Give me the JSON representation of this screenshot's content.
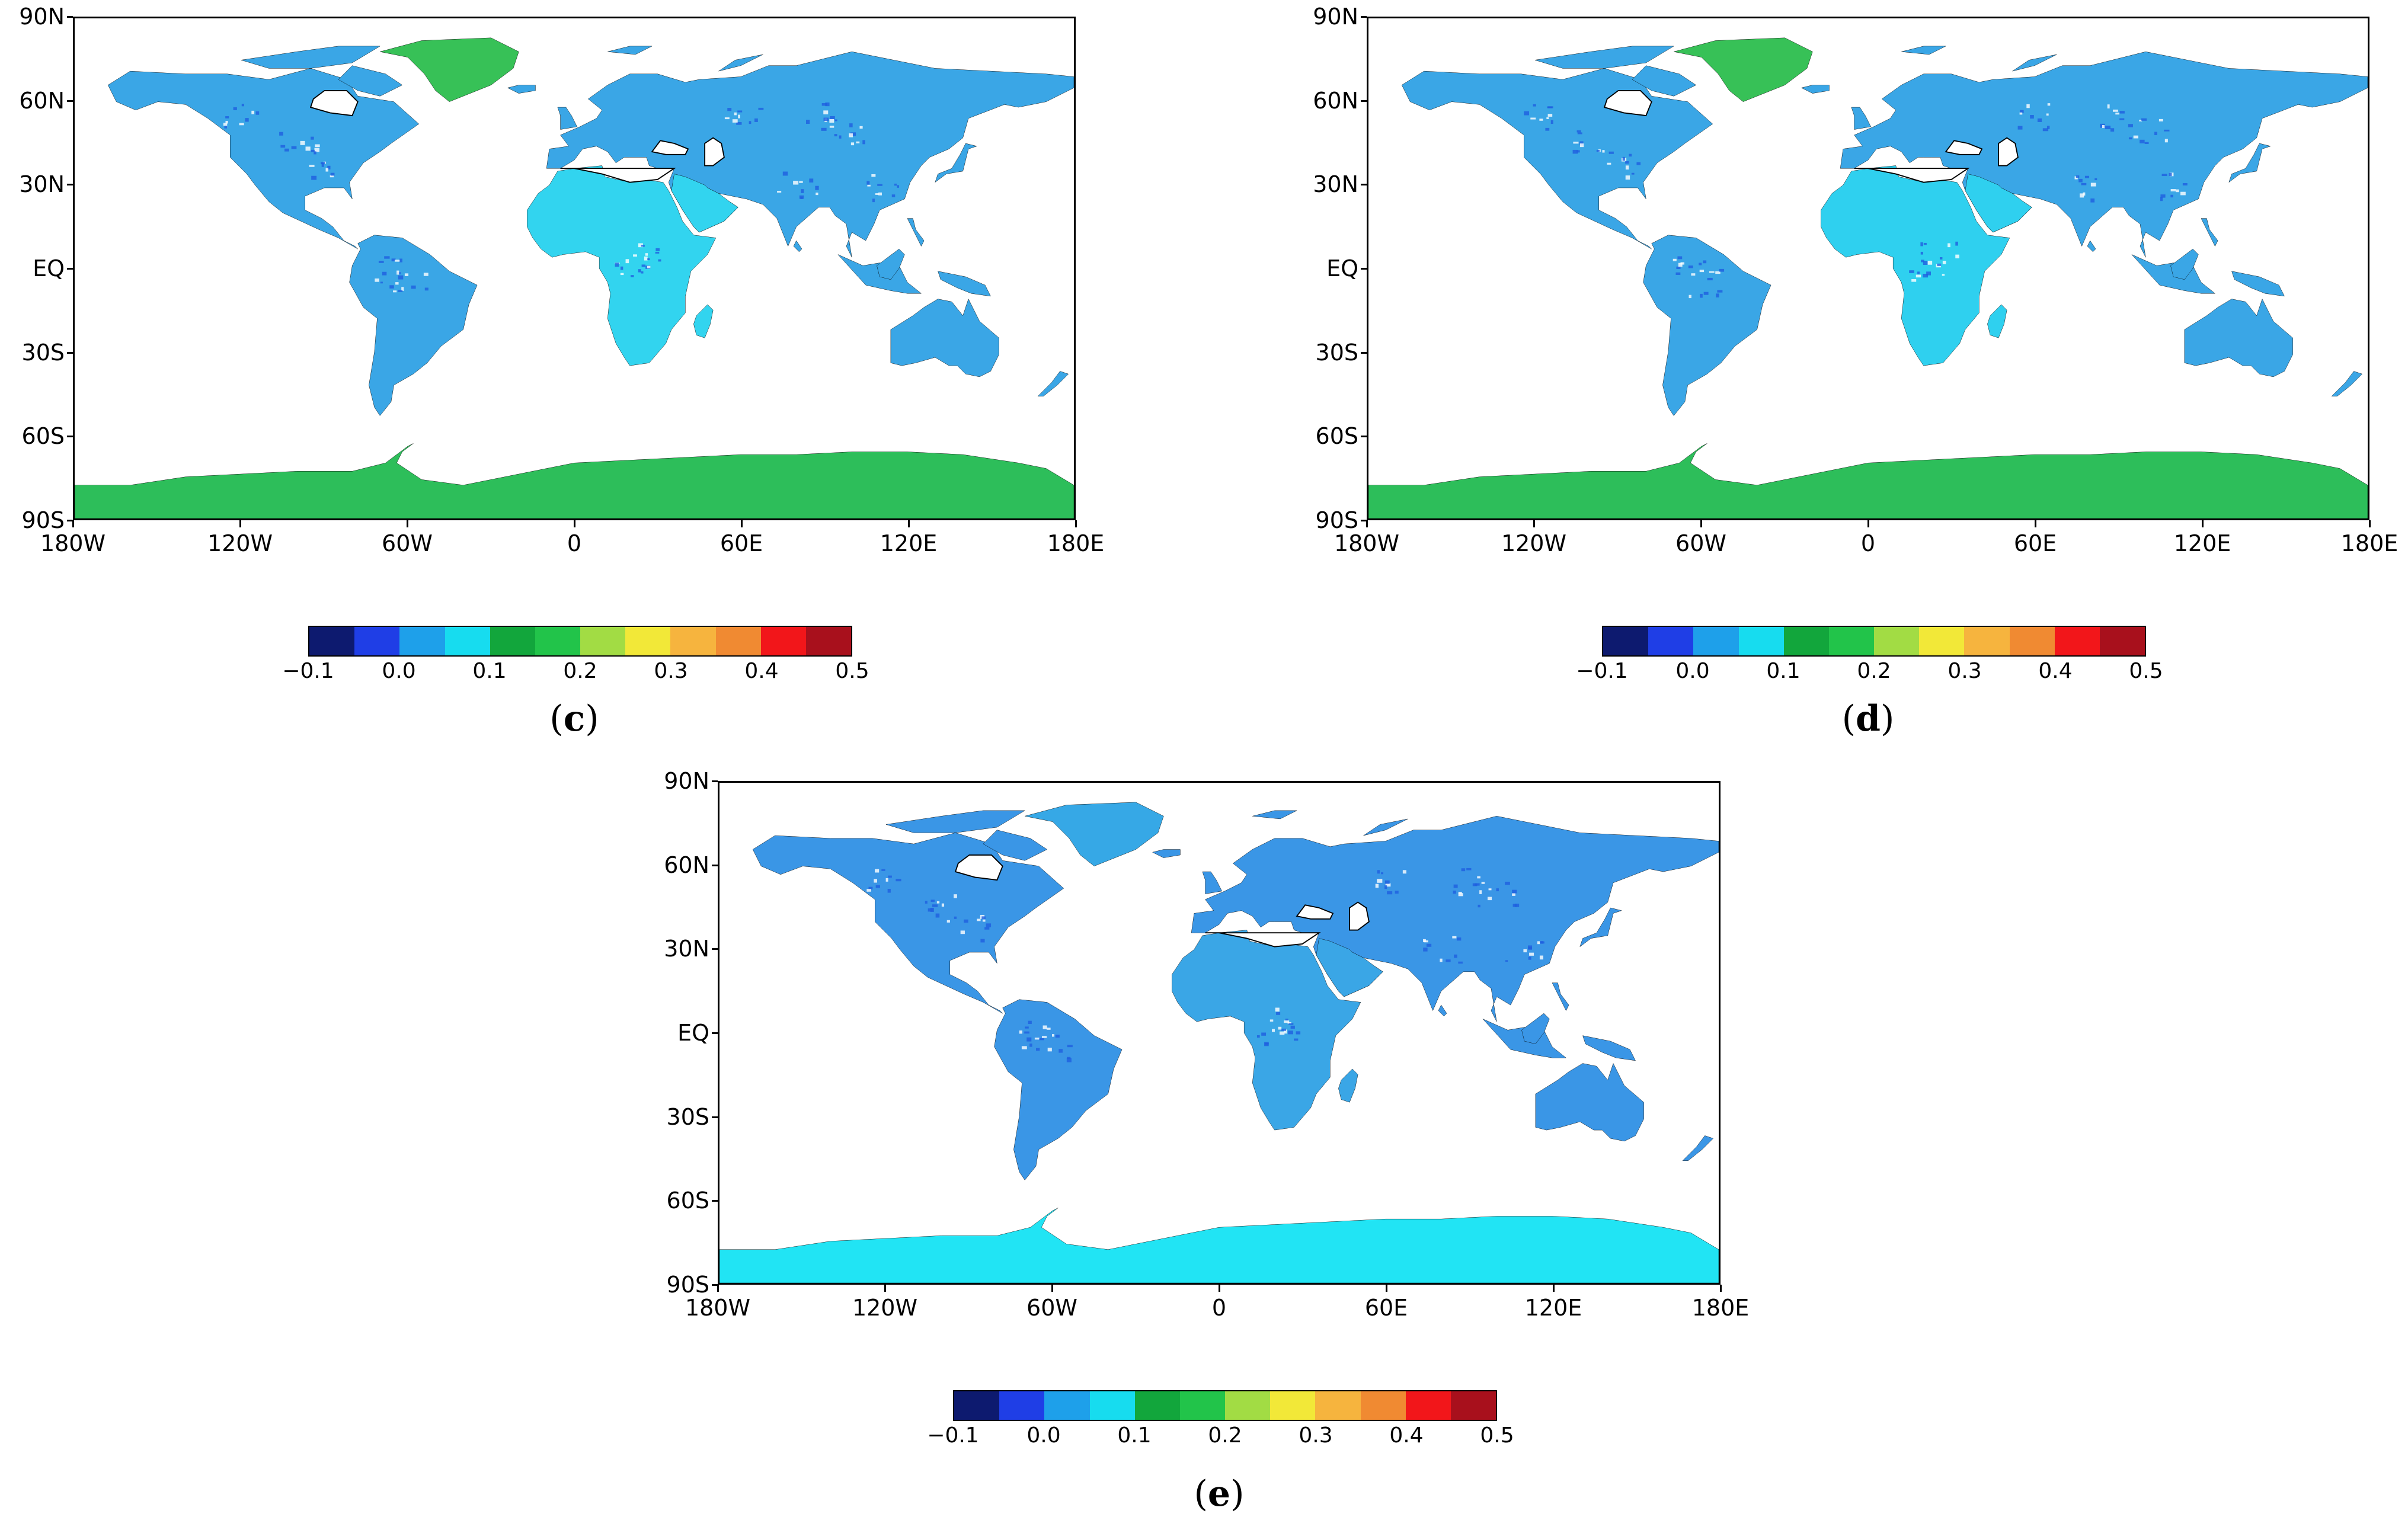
{
  "lat_ticks": [
    "90N",
    "60N",
    "30N",
    "EQ",
    "30S",
    "60S",
    "90S"
  ],
  "lon_ticks": [
    "180W",
    "120W",
    "60W",
    "0",
    "60E",
    "120E",
    "180E"
  ],
  "colorbar": {
    "tick_labels": [
      "−0.1",
      "0.0",
      "0.1",
      "0.2",
      "0.3",
      "0.4",
      "0.5"
    ],
    "colors": [
      "#0d1a6f",
      "#1f3ee6",
      "#1ea0ea",
      "#17dcef",
      "#12a63c",
      "#22c44a",
      "#a2dc44",
      "#f2e838",
      "#f6b43e",
      "#f08a32",
      "#f2161a",
      "#a8101c"
    ]
  },
  "panels": [
    {
      "label": "c",
      "antarctica": "#2dbe5a",
      "greenland": "#37c157",
      "land": "#3aa6e6",
      "africa": "#32d4ef"
    },
    {
      "label": "d",
      "antarctica": "#2dbe5a",
      "greenland": "#37c157",
      "land": "#3aa6e6",
      "africa": "#2fd0ef"
    },
    {
      "label": "e",
      "antarctica": "#21e4f4",
      "greenland": "#36a8e6",
      "land": "#3a96e6",
      "africa": "#3aa6e6"
    }
  ]
}
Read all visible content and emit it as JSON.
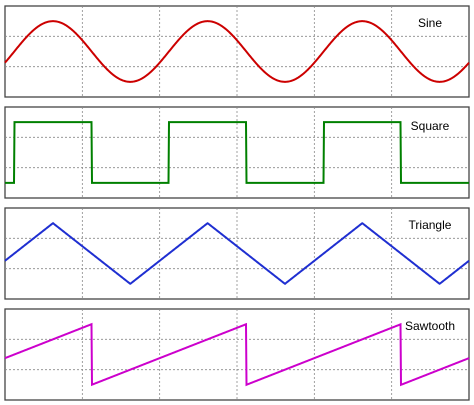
{
  "chart_data": [
    {
      "type": "line",
      "label": "Sine",
      "color": "#cc0000",
      "function": "sine",
      "periods": 3,
      "x_divisions": 6,
      "y_divisions": 3,
      "grid": true,
      "grid_style": "dotted"
    },
    {
      "type": "line",
      "label": "Square",
      "color": "#008000",
      "function": "square",
      "periods": 3,
      "x_divisions": 6,
      "y_divisions": 3,
      "grid": true,
      "grid_style": "dotted"
    },
    {
      "type": "line",
      "label": "Triangle",
      "color": "#1f2fd1",
      "function": "triangle",
      "periods": 3,
      "x_divisions": 6,
      "y_divisions": 3,
      "grid": true,
      "grid_style": "dotted"
    },
    {
      "type": "line",
      "label": "Sawtooth",
      "color": "#cc00cc",
      "function": "sawtooth",
      "periods": 3,
      "x_divisions": 6,
      "y_divisions": 3,
      "grid": true,
      "grid_style": "dotted"
    }
  ]
}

-=-=-

Transcribe every entry word for word, but skip the pictures.

Give me the JSON representation of this screenshot's content.
{
  "lat_ticks": [
    "90N",
    "60N",
    "30N",
    "EQ",
    "30S",
    "60S",
    "90S"
  ],
  "lon_ticks": [
    "180W",
    "120W",
    "60W",
    "0",
    "60E",
    "120E",
    "180E"
  ],
  "colorbar": {
    "tick_labels": [
      "−0.1",
      "0.0",
      "0.1",
      "0.2",
      "0.3",
      "0.4",
      "0.5"
    ],
    "colors": [
      "#0d1a6f",
      "#1f3ee6",
      "#1ea0ea",
      "#17dcef",
      "#12a63c",
      "#22c44a",
      "#a2dc44",
      "#f2e838",
      "#f6b43e",
      "#f08a32",
      "#f2161a",
      "#a8101c"
    ]
  },
  "panels": [
    {
      "label": "c",
      "antarctica": "#2dbe5a",
      "greenland": "#37c157",
      "land": "#3aa6e6",
      "africa": "#32d4ef"
    },
    {
      "label": "d",
      "antarctica": "#2dbe5a",
      "greenland": "#37c157",
      "land": "#3aa6e6",
      "africa": "#2fd0ef"
    },
    {
      "label": "e",
      "antarctica": "#21e4f4",
      "greenland": "#36a8e6",
      "land": "#3a96e6",
      "africa": "#3aa6e6"
    }
  ]
}
Read all visible content and emit it as JSON.
{
  "chart_data": [
    {
      "type": "line",
      "label": "Sine",
      "color": "#cc0000",
      "function": "sine",
      "periods": 3,
      "x_divisions": 6,
      "y_divisions": 3,
      "grid": true,
      "grid_style": "dotted"
    },
    {
      "type": "line",
      "label": "Square",
      "color": "#008000",
      "function": "square",
      "periods": 3,
      "x_divisions": 6,
      "y_divisions": 3,
      "grid": true,
      "grid_style": "dotted"
    },
    {
      "type": "line",
      "label": "Triangle",
      "color": "#1f2fd1",
      "function": "triangle",
      "periods": 3,
      "x_divisions": 6,
      "y_divisions": 3,
      "grid": true,
      "grid_style": "dotted"
    },
    {
      "type": "line",
      "label": "Sawtooth",
      "color": "#cc00cc",
      "function": "sawtooth",
      "periods": 3,
      "x_divisions": 6,
      "y_divisions": 3,
      "grid": true,
      "grid_style": "dotted"
    }
  ]
}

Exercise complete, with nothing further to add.